--- Available data ---

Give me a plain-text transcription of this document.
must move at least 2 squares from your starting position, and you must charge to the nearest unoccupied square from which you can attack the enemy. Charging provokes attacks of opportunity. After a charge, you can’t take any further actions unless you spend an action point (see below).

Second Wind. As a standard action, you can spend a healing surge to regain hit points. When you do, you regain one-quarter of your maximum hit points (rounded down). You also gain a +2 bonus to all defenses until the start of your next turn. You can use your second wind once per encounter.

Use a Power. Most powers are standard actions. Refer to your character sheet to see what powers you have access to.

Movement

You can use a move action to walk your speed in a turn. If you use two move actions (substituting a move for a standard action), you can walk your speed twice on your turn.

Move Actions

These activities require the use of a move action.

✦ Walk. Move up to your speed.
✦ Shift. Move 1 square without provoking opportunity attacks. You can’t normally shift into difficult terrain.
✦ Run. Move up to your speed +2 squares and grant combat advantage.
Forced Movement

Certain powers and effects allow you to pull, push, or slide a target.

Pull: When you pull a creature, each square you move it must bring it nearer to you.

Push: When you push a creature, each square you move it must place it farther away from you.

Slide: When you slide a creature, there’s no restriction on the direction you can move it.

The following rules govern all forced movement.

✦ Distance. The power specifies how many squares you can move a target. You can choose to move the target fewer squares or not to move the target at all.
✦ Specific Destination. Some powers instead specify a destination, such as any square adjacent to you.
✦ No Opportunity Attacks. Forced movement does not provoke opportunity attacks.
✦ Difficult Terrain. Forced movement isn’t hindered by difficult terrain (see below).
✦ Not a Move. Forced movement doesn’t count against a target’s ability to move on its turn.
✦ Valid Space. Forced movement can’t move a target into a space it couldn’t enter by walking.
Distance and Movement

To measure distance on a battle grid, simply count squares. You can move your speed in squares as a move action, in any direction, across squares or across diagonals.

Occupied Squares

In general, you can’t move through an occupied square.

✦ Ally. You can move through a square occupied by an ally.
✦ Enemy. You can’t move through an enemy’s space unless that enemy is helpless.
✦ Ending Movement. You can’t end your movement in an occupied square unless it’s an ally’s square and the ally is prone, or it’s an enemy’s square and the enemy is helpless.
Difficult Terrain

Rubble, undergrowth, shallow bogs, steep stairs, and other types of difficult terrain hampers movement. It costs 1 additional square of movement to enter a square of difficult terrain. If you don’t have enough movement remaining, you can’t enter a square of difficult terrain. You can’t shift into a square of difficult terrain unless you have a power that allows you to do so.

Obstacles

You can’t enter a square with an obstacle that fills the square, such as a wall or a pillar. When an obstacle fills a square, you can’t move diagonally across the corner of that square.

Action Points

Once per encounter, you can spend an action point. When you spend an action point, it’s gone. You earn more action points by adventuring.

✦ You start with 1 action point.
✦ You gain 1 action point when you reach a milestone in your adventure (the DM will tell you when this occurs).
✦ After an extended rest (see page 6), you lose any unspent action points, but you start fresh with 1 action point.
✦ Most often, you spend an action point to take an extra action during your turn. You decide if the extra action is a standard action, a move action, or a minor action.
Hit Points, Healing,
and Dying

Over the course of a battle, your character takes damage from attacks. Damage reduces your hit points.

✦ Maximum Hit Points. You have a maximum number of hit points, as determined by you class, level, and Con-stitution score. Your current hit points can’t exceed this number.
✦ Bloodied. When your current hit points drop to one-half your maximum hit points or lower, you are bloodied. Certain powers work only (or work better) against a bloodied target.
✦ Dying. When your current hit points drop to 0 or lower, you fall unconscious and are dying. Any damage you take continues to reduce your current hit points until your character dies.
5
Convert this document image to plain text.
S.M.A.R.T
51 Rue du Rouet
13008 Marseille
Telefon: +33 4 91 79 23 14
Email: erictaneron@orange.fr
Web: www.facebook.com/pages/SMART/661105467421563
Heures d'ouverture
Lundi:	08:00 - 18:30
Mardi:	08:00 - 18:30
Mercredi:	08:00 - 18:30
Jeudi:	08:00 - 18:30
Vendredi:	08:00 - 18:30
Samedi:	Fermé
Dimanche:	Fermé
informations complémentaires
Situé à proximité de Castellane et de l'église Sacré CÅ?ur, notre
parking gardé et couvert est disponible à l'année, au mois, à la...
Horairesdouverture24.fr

---

* Given problem
Write down the full listing again, exactly.

* Reply to the task
Give me a plain-text transcription of this document.
must move at least 2 squares from your starting position, and you must charge to the nearest unoccupied square from which you can attack the enemy. Charging provokes attacks of opportunity. After a charge, you can’t take any further actions unless you spend an action point (see below).

Second Wind. As a standard action, you can spend a healing surge to regain hit points. When you do, you regain one-quarter of your maximum hit points (rounded down). You also gain a +2 bonus to all defenses until the start of your next turn. You can use your second wind once per encounter.

Use a Power. Most powers are standard actions. Refer to your character sheet to see what powers you have access to.

Movement

You can use a move action to walk your speed in a turn. If you use two move actions (substituting a move for a standard action), you can walk your speed twice on your turn.

Move Actions

These activities require the use of a move action.

✦ Walk. Move up to your speed.
✦ Shift. Move 1 square without provoking opportunity attacks. You can’t normally shift into difficult terrain.
✦ Run. Move up to your speed +2 squares and grant combat advantage.
Forced Movement

Certain powers and effects allow you to pull, push, or slide a target.

Pull: When you pull a creature, each square you move it must bring it nearer to you.

Push: When you push a creature, each square you move it must place it farther away from you.

Slide: When you slide a creature, there’s no restriction on the direction you can move it.

The following rules govern all forced movement.

✦ Distance. The power specifies how many squares you can move a target. You can choose to move the target fewer squares or not to move the target at all.
✦ Specific Destination. Some powers instead specify a destination, such as any square adjacent to you.
✦ No Opportunity Attacks. Forced movement does not provoke opportunity attacks.
✦ Difficult Terrain. Forced movement isn’t hindered by difficult terrain (see below).
✦ Not a Move. Forced movement doesn’t count against a target’s ability to move on its turn.
✦ Valid Space. Forced movement can’t move a target into a space it couldn’t enter by walking.
Distance and Movement

To measure distance on a battle grid, simply count squares. You can move your speed in squares as a move action, in any direction, across squares or across diagonals.

Occupied Squares

In general, you can’t move through an occupied square.

✦ Ally. You can move through a square occupied by an ally.
✦ Enemy. You can’t move through an enemy’s space unless that enemy is helpless.
✦ Ending Movement. You can’t end your movement in an occupied square unless it’s an ally’s square and the ally is prone, or it’s an enemy’s square and the enemy is helpless.
Difficult Terrain

Rubble, undergrowth, shallow bogs, steep stairs, and other types of difficult terrain hampers movement. It costs 1 additional square of movement to enter a square of difficult terrain. If you don’t have enough movement remaining, you can’t enter a square of difficult terrain. You can’t shift into a square of difficult terrain unless you have a power that allows you to do so.

Obstacles

You can’t enter a square with an obstacle that fills the square, such as a wall or a pillar. When an obstacle fills a square, you can’t move diagonally across the corner of that square.

Action Points

Once per encounter, you can spend an action point. When you spend an action point, it’s gone. You earn more action points by adventuring.

✦ You start with 1 action point.
✦ You gain 1 action point when you reach a milestone in your adventure (the DM will tell you when this occurs).
✦ After an extended rest (see page 6), you lose any unspent action points, but you start fresh with 1 action point.
✦ Most often, you spend an action point to take an extra action during your turn. You decide if the extra action is a standard action, a move action, or a minor action.
Hit Points, Healing,
and Dying

Over the course of a battle, your character takes damage from attacks. Damage reduces your hit points.

✦ Maximum Hit Points. You have a maximum number of hit points, as determined by you class, level, and Con-stitution score. Your current hit points can’t exceed this number.
✦ Bloodied. When your current hit points drop to one-half your maximum hit points or lower, you are bloodied. Certain powers work only (or work better) against a bloodied target.
✦ Dying. When your current hit points drop to 0 or lower, you fall unconscious and are dying. Any damage you take continues to reduce your current hit points until your character dies.
5
Convert this document image to plain text.
S.M.A.R.T
51 Rue du Rouet
13008 Marseille
Telefon: +33 4 91 79 23 14
Email: erictaneron@orange.fr
Web: www.facebook.com/pages/SMART/661105467421563
Heures d'ouverture
Lundi:	08:00 - 18:30
Mardi:	08:00 - 18:30
Mercredi:	08:00 - 18:30
Jeudi:	08:00 - 18:30
Vendredi:	08:00 - 18:30
Samedi:	Fermé
Dimanche:	Fermé
informations complémentaires
Situé à proximité de Castellane et de l'église Sacré CÅ?ur, notre
parking gardé et couvert est disponible à l'année, au mois, à la...
Horairesdouverture24.fr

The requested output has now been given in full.